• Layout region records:
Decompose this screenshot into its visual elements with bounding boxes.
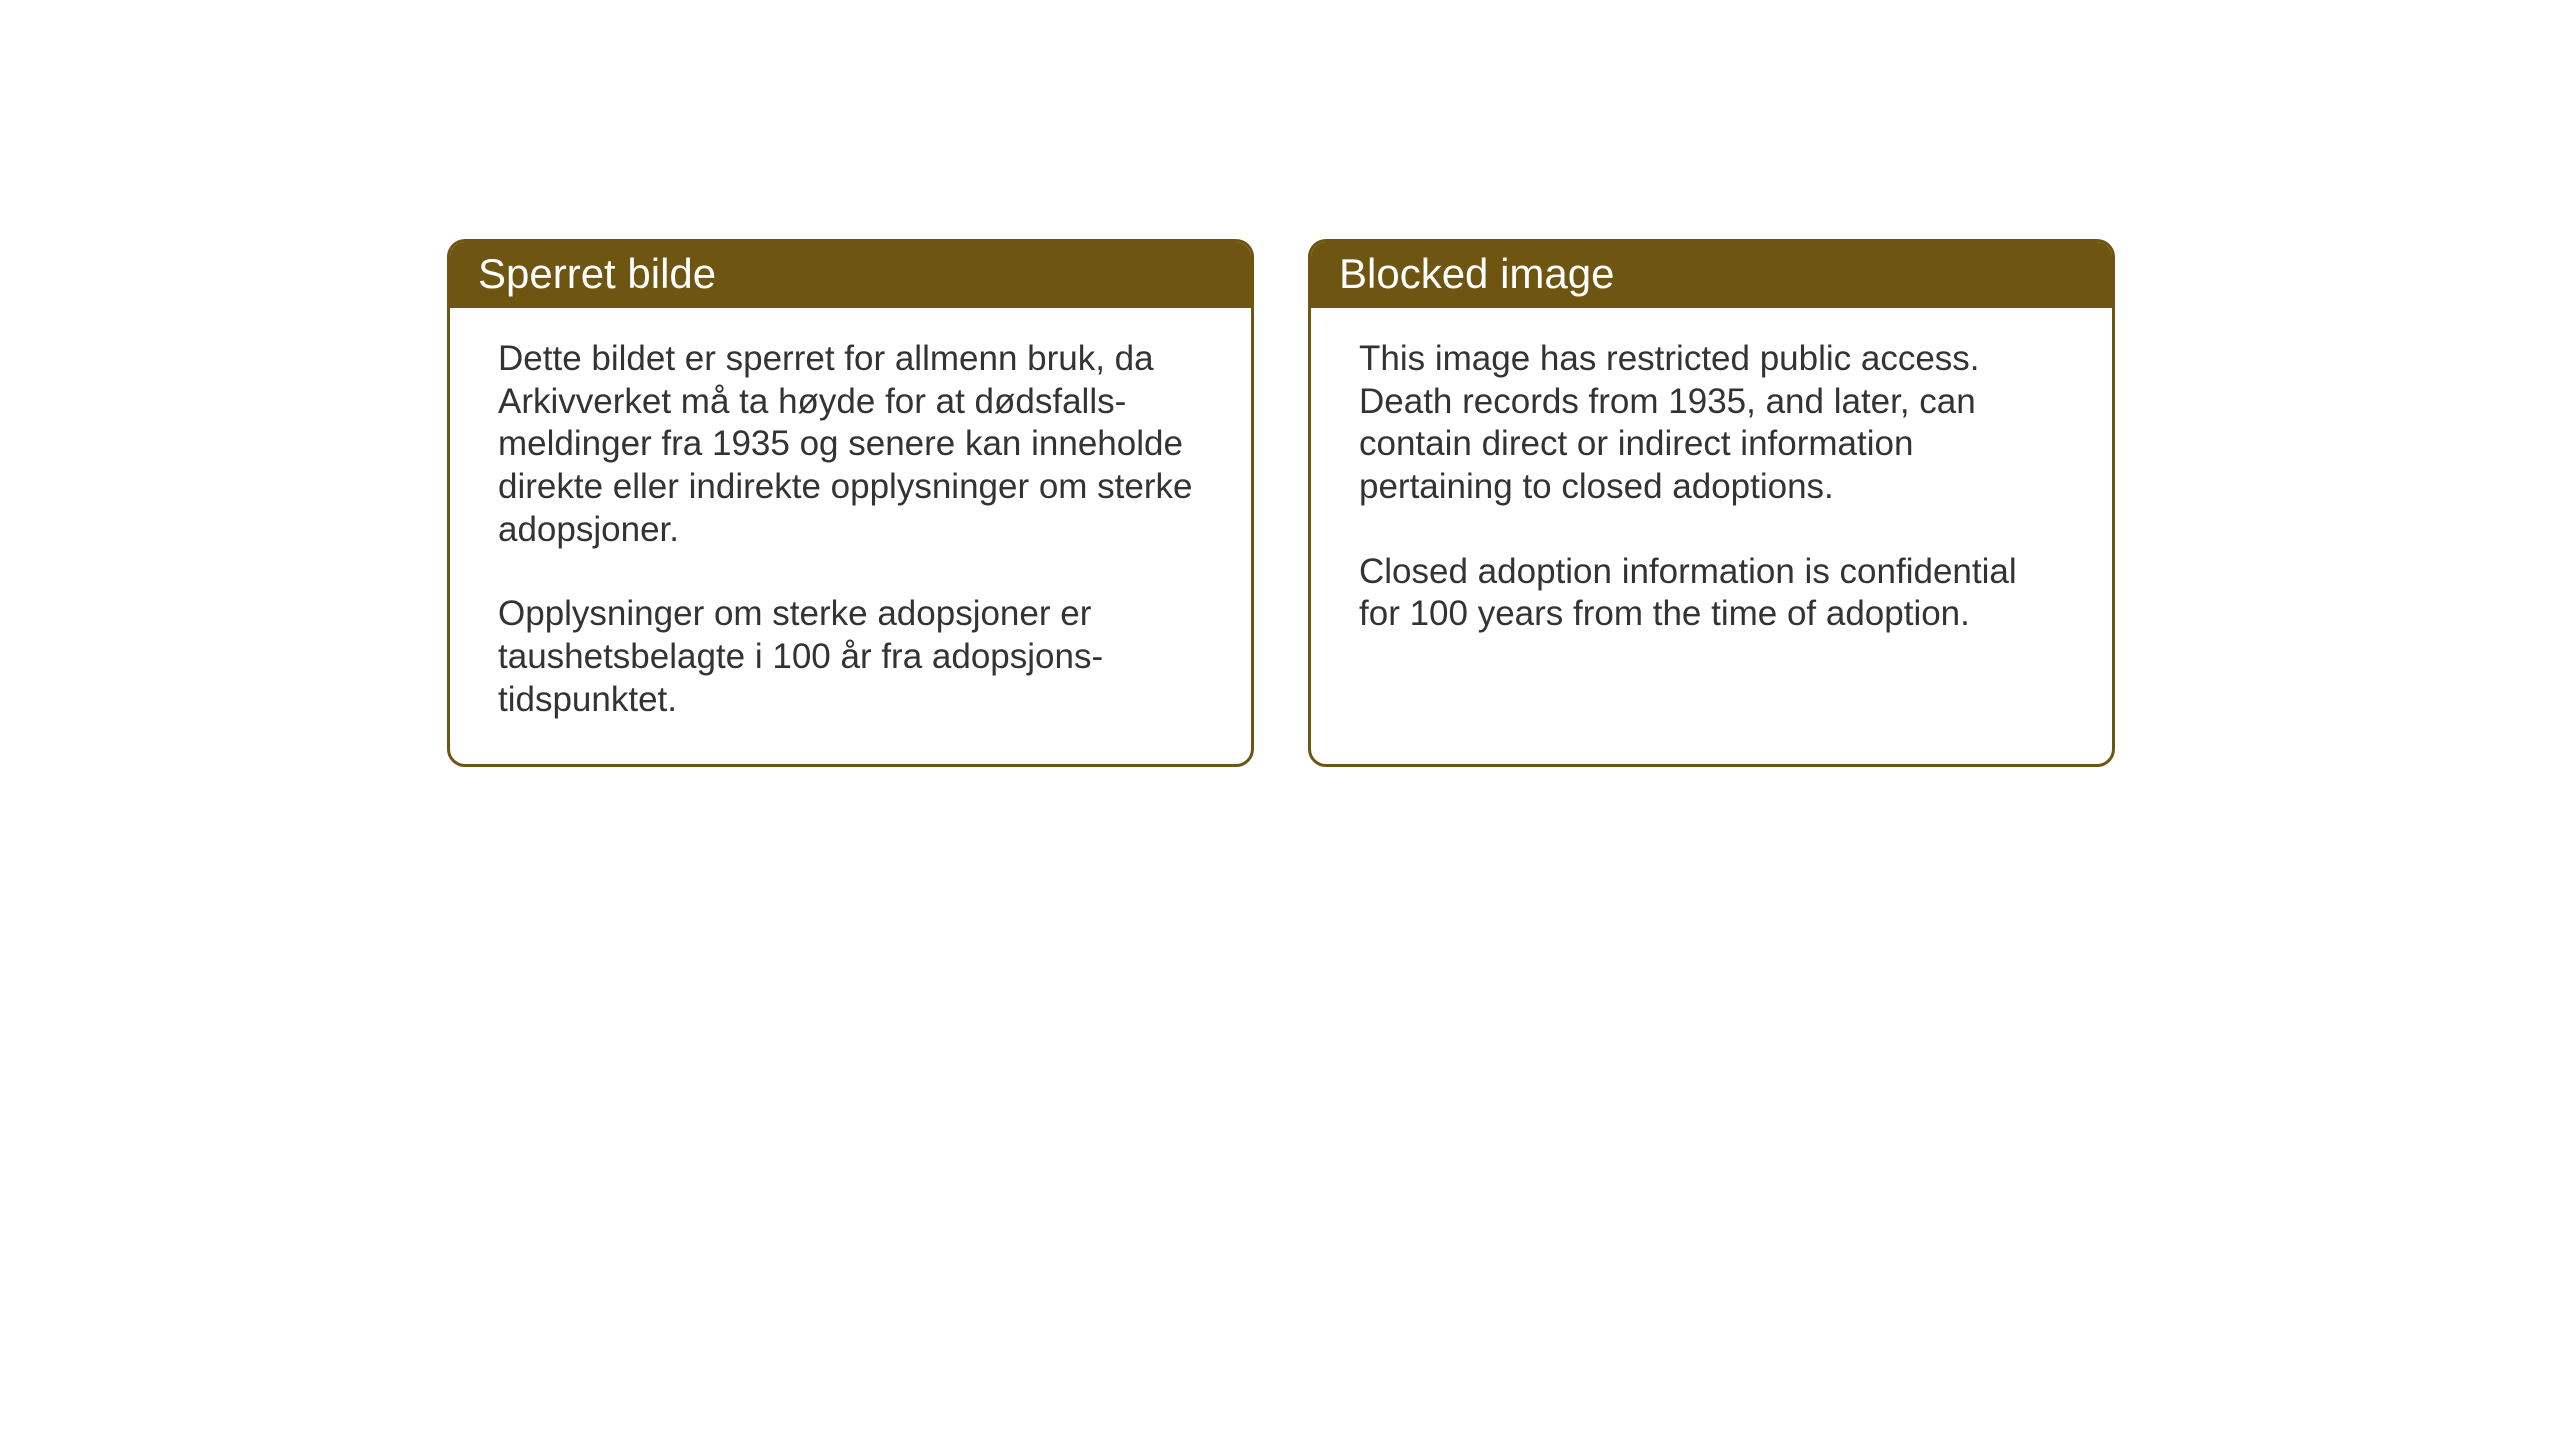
card-body-english: This image has restricted public access.… <box>1311 308 2112 678</box>
card-paragraph-english-2: Closed adoption information is confident… <box>1359 551 2064 636</box>
card-paragraph-norwegian-1: Dette bildet er sperret for allmenn bruk… <box>498 338 1203 551</box>
card-header-english: Blocked image <box>1311 242 2112 308</box>
notice-container: Sperret bilde Dette bildet er sperret fo… <box>447 239 2115 767</box>
card-title-norwegian: Sperret bilde <box>478 250 716 297</box>
card-header-norwegian: Sperret bilde <box>450 242 1251 308</box>
card-body-norwegian: Dette bildet er sperret for allmenn bruk… <box>450 308 1251 764</box>
notice-card-norwegian: Sperret bilde Dette bildet er sperret fo… <box>447 239 1254 767</box>
card-title-english: Blocked image <box>1339 250 1614 297</box>
notice-card-english: Blocked image This image has restricted … <box>1308 239 2115 767</box>
card-paragraph-english-1: This image has restricted public access.… <box>1359 338 2064 509</box>
card-paragraph-norwegian-2: Opplysninger om sterke adopsjoner er tau… <box>498 593 1203 721</box>
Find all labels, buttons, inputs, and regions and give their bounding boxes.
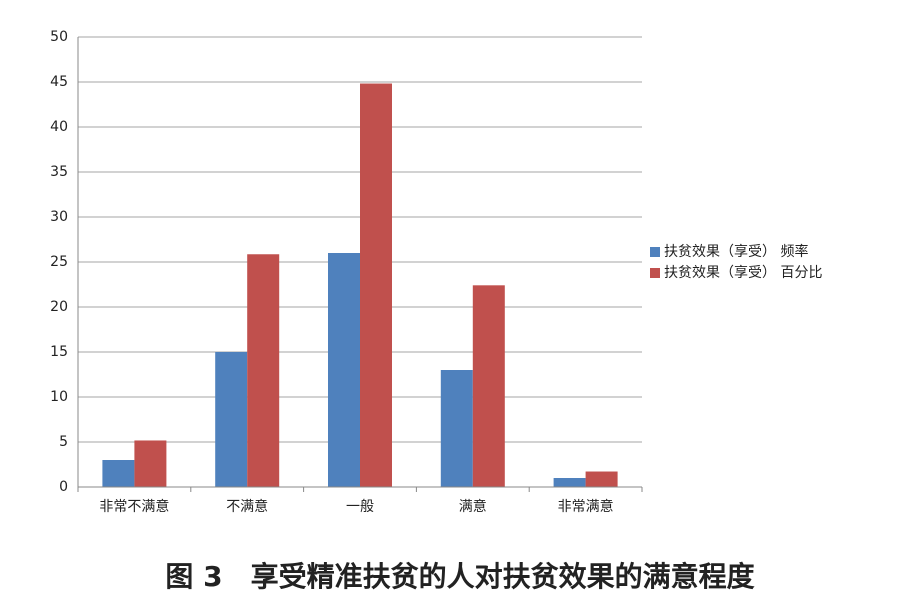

• TASK STATEMENT:
Copy out the lines of the rows above, word for word, starting with the line containing "card-body-english: This image" and ending with the line containing "notice-container: Sperret bilde", both included.

• TASK OUTPUT:
card-body-english: This image has restricted public access.… <box>1311 308 2112 678</box>
card-paragraph-english-2: Closed adoption information is confident… <box>1359 551 2064 636</box>
card-paragraph-norwegian-1: Dette bildet er sperret for allmenn bruk… <box>498 338 1203 551</box>
card-header-english: Blocked image <box>1311 242 2112 308</box>
notice-container: Sperret bilde Dette bildet er sperret fo… <box>447 239 2115 767</box>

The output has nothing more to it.